What is needed here is an exact copy of every entry.

--

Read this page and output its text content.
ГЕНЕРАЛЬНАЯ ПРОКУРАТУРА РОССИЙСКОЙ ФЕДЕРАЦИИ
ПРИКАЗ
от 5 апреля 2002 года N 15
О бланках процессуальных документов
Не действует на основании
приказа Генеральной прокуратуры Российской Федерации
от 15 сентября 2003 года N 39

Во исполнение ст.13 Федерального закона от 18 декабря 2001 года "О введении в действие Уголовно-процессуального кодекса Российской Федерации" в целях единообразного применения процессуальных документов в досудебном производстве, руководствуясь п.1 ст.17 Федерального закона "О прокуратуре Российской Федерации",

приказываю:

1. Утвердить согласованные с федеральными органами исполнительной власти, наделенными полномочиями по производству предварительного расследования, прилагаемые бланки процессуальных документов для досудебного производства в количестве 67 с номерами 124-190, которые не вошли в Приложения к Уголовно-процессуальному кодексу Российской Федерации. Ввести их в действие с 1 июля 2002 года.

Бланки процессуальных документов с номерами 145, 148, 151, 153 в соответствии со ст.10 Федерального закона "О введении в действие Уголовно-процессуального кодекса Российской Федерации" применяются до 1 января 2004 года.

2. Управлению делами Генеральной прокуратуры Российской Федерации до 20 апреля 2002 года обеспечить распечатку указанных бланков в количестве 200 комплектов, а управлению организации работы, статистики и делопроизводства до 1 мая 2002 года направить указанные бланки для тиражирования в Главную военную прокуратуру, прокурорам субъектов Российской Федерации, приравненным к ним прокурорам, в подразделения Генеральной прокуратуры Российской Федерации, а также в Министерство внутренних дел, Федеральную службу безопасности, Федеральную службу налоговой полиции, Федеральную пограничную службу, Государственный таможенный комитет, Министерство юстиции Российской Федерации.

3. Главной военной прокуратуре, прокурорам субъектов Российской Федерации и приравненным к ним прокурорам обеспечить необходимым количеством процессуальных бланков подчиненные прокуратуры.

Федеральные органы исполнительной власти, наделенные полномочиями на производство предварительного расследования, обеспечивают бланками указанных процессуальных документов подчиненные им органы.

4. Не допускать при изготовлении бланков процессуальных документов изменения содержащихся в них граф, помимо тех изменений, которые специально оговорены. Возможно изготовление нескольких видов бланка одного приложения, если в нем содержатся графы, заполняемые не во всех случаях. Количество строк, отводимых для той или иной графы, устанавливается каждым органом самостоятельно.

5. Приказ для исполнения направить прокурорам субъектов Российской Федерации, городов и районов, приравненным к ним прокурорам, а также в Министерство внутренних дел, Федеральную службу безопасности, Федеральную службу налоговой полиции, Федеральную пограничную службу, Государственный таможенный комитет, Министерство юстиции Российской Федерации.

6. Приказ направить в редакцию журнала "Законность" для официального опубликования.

--

== OUTPUT OF THE EXERCISE ==
Read this page and output its text content.
ГЕНЕРАЛЬНАЯ ПРОКУРАТУРА РОССИЙСКОЙ ФЕДЕРАЦИИ
ПРИКАЗ
от 5 апреля 2002 года N 15
О бланках процессуальных документов
Не действует на основании
приказа Генеральной прокуратуры Российской Федерации
от 15 сентября 2003 года N 39

Во исполнение ст.13 Федерального закона от 18 декабря 2001 года "О введении в действие Уголовно-процессуального кодекса Российской Федерации" в целях единообразного применения процессуальных документов в досудебном производстве, руководствуясь п.1 ст.17 Федерального закона "О прокуратуре Российской Федерации",

приказываю:

1. Утвердить согласованные с федеральными органами исполнительной власти, наделенными полномочиями по производству предварительного расследования, прилагаемые бланки процессуальных документов для досудебного производства в количестве 67 с номерами 124-190, которые не вошли в Приложения к Уголовно-процессуальному кодексу Российской Федерации. Ввести их в действие с 1 июля 2002 года.

Бланки процессуальных документов с номерами 145, 148, 151, 153 в соответствии со ст.10 Федерального закона "О введении в действие Уголовно-процессуального кодекса Российской Федерации" применяются до 1 января 2004 года.

2. Управлению делами Генеральной прокуратуры Российской Федерации до 20 апреля 2002 года обеспечить распечатку указанных бланков в количестве 200 комплектов, а управлению организации работы, статистики и делопроизводства до 1 мая 2002 года направить указанные бланки для тиражирования в Главную военную прокуратуру, прокурорам субъектов Российской Федерации, приравненным к ним прокурорам, в подразделения Генеральной прокуратуры Российской Федерации, а также в Министерство внутренних дел, Федеральную службу безопасности, Федеральную службу налоговой полиции, Федеральную пограничную службу, Государственный таможенный комитет, Министерство юстиции Российской Федерации.

3. Главной военной прокуратуре, прокурорам субъектов Российской Федерации и приравненным к ним прокурорам обеспечить необходимым количеством процессуальных бланков подчиненные прокуратуры.

Федеральные органы исполнительной власти, наделенные полномочиями на производство предварительного расследования, обеспечивают бланками указанных процессуальных документов подчиненные им органы.

4. Не допускать при изготовлении бланков процессуальных документов изменения содержащихся в них граф, помимо тех изменений, которые специально оговорены. Возможно изготовление нескольких видов бланка одного приложения, если в нем содержатся графы, заполняемые не во всех случаях. Количество строк, отводимых для той или иной графы, устанавливается каждым органом самостоятельно.

5. Приказ для исполнения направить прокурорам субъектов Российской Федерации, городов и районов, приравненным к ним прокурорам, а также в Министерство внутренних дел, Федеральную службу безопасности, Федеральную службу налоговой полиции, Федеральную пограничную службу, Государственный таможенный комитет, Министерство юстиции Российской Федерации.

6. Приказ направить в редакцию журнала "Законность" для официального опубликования.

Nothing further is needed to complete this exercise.